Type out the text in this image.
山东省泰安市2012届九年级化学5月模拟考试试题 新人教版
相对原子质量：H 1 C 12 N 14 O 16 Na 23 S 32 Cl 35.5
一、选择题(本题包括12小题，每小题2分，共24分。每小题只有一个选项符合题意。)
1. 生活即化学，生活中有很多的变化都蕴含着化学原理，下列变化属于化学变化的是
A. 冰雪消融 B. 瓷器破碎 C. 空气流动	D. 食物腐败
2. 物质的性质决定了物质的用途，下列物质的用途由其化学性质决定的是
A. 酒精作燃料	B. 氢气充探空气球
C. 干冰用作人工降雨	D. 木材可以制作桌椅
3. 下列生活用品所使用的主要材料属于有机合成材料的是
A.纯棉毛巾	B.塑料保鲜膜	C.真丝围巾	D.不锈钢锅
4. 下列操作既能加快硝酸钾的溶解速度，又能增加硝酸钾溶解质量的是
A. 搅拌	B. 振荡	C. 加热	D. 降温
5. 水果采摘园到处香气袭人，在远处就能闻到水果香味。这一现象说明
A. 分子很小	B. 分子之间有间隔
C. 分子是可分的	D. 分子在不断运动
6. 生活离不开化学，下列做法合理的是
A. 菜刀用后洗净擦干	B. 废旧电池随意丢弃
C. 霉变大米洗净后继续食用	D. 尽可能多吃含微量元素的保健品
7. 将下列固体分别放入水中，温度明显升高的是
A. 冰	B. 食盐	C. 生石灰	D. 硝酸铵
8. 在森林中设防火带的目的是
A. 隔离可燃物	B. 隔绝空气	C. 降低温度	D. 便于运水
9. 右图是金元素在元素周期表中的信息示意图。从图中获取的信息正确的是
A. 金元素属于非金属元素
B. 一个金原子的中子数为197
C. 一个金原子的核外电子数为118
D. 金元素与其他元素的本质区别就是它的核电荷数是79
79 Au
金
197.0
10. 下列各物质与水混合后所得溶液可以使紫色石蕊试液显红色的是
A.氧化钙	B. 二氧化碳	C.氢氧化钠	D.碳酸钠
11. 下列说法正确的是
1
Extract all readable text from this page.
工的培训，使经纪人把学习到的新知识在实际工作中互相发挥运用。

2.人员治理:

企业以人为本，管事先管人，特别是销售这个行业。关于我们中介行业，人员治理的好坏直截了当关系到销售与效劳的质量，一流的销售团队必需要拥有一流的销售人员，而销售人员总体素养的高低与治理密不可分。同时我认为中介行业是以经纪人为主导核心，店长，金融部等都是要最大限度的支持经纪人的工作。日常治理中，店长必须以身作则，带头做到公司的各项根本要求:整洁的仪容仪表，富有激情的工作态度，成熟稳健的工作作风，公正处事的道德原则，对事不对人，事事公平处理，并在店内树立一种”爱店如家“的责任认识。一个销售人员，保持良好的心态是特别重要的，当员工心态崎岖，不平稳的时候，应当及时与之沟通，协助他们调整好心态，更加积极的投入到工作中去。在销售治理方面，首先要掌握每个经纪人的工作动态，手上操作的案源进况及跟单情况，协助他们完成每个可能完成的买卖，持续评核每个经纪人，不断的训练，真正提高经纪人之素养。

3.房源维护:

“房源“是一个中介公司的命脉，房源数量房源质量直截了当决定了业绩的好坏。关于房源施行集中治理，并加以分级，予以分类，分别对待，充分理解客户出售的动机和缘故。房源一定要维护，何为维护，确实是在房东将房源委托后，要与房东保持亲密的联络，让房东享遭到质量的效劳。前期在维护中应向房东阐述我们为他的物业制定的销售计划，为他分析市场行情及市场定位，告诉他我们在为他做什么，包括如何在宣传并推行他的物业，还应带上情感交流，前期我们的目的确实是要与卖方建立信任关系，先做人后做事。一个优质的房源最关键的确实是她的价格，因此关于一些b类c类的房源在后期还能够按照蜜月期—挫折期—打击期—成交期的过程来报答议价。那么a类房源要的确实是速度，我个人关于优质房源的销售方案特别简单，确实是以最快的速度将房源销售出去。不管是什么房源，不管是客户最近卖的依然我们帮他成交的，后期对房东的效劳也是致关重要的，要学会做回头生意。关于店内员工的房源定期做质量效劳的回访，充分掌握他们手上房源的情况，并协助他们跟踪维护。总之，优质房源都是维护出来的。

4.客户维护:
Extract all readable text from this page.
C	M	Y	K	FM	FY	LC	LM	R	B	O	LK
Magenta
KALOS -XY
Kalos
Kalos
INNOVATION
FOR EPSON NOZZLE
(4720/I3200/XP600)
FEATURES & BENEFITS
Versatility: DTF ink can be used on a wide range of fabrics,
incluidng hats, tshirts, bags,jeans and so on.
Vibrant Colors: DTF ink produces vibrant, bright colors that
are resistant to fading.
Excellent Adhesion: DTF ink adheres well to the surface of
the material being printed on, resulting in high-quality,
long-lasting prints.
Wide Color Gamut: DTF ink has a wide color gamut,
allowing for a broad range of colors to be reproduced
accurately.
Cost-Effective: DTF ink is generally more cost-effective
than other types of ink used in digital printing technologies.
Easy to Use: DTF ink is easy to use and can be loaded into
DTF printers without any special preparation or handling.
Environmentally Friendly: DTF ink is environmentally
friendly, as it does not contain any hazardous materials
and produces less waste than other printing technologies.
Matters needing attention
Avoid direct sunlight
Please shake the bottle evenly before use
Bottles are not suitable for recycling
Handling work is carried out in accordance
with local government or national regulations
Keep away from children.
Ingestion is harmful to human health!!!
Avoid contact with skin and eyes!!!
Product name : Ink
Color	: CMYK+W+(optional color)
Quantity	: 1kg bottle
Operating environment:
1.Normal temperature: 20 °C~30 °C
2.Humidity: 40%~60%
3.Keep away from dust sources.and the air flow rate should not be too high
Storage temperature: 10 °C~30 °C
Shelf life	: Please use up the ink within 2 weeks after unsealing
◆ ◆ ◆ ◆
Task instructions
Reproduce each line holding the word "high".

Solution below
the material being printed on, resulting in high-quality,
3.Keep away from dust sources.and the air flow rate should not be too high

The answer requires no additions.